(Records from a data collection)
-----
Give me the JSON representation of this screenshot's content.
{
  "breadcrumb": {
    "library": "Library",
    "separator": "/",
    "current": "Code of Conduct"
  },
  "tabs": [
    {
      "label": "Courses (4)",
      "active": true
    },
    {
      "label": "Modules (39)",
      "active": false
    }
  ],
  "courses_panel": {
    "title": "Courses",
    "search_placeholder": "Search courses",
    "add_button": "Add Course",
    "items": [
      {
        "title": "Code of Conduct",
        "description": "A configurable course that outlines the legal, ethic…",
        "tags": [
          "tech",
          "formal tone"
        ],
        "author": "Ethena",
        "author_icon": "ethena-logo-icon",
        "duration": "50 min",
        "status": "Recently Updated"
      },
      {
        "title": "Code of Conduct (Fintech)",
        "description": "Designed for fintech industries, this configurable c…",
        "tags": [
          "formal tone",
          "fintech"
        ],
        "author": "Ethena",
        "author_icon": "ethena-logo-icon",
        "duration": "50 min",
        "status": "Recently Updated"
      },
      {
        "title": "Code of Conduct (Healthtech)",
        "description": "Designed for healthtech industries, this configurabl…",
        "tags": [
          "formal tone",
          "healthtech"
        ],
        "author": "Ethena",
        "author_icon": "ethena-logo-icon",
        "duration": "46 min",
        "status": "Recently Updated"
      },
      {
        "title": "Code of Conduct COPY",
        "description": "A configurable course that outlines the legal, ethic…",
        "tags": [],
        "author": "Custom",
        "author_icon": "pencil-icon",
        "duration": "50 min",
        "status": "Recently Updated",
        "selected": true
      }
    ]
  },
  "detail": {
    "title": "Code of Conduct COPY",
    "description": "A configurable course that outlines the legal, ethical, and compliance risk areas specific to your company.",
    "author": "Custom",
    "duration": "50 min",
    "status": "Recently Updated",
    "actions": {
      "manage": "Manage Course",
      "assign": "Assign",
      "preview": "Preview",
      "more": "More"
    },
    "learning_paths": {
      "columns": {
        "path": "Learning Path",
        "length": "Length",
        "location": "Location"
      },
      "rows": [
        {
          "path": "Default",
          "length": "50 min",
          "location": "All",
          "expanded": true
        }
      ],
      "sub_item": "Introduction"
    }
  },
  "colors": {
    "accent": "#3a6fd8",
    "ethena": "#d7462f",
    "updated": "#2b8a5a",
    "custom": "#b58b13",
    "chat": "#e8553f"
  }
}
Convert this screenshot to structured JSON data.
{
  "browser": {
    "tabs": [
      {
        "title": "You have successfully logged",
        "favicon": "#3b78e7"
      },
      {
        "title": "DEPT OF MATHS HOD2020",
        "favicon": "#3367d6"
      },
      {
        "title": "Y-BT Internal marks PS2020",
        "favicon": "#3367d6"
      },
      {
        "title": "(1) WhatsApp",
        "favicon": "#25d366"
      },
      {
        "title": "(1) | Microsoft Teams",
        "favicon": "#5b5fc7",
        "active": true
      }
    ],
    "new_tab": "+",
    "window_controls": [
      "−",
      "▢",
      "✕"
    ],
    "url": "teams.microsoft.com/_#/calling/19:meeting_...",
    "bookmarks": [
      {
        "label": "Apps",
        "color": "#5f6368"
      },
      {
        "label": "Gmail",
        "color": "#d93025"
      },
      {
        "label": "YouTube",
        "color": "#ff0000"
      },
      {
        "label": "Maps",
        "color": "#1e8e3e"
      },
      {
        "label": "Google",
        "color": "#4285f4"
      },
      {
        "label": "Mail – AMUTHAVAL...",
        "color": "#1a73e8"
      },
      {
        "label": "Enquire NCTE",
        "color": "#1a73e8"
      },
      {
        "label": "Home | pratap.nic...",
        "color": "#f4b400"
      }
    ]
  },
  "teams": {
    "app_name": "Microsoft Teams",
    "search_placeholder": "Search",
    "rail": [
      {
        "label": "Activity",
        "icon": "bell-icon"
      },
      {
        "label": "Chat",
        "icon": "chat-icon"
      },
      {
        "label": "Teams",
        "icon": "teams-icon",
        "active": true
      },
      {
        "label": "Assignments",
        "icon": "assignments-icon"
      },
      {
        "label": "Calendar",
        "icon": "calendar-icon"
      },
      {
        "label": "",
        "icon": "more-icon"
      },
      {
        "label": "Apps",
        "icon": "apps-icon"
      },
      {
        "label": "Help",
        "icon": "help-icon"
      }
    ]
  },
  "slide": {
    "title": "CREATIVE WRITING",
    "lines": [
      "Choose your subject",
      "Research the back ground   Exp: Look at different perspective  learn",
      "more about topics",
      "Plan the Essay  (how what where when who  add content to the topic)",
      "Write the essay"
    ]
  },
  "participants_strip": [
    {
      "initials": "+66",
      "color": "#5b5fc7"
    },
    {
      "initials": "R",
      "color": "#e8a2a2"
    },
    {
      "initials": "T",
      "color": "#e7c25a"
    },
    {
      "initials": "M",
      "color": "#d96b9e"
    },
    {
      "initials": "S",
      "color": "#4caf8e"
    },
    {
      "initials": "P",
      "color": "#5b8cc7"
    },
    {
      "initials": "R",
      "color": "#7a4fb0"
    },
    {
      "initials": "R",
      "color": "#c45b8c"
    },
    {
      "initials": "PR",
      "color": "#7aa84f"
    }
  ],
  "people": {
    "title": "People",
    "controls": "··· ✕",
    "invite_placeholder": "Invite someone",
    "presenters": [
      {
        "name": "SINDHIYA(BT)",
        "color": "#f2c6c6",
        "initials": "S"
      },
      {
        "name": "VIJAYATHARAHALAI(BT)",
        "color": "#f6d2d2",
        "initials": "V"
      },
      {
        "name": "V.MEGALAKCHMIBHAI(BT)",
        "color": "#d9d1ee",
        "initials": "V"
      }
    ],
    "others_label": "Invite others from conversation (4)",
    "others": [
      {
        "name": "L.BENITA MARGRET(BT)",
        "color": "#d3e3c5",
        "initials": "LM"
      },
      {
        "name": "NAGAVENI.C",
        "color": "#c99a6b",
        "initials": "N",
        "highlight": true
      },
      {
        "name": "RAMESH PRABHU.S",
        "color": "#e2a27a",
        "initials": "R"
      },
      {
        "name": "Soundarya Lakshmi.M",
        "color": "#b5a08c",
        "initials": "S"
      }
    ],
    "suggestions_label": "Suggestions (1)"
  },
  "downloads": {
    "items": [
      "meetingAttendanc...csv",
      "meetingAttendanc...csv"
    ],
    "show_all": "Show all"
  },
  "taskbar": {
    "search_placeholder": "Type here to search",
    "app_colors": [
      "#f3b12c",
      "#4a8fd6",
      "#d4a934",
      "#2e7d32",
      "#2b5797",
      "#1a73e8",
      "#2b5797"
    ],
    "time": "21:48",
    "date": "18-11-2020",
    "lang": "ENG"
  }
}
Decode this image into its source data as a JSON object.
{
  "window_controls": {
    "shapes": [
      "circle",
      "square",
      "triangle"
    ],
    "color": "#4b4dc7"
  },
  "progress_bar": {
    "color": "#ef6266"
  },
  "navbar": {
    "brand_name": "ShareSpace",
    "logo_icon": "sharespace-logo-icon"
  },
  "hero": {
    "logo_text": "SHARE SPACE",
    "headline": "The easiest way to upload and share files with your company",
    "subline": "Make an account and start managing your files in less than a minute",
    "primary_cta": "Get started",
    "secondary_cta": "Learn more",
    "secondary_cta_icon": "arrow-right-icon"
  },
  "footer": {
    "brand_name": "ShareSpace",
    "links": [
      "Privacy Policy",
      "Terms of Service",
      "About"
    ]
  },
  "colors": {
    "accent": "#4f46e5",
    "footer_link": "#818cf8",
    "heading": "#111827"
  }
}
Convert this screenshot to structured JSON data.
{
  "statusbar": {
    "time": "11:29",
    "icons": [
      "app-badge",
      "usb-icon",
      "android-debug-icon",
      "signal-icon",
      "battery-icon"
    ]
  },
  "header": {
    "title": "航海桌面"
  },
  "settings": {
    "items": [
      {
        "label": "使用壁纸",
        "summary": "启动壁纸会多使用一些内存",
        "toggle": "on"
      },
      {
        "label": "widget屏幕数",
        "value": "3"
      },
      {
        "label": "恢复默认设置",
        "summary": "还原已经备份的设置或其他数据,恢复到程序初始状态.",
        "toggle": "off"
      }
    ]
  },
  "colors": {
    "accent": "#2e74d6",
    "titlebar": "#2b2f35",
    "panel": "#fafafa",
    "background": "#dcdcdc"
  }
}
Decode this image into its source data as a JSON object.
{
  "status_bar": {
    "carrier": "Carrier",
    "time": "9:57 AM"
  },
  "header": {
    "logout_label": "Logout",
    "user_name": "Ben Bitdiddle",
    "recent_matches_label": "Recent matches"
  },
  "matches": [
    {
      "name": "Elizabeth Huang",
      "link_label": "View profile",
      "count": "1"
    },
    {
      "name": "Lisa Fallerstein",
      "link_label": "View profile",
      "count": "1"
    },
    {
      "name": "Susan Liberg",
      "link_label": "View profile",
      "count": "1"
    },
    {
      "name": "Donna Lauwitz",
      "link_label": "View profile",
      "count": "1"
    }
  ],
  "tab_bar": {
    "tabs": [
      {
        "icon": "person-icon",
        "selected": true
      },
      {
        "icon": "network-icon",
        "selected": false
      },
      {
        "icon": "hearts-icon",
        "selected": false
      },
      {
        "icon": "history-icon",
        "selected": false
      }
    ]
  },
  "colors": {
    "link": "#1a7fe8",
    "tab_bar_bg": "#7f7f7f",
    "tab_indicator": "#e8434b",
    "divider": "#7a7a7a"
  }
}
-----
The request -> Show each line in the entries that holds the string "Conduct".

The response ->
    "current": "Code of Conduct"
        "title": "Code of Conduct",
        "title": "Code of Conduct (Fintech)",
        "title": "Code of Conduct (Healthtech)",
        "title": "Code of Conduct COPY",
    "title": "Code of Conduct COPY",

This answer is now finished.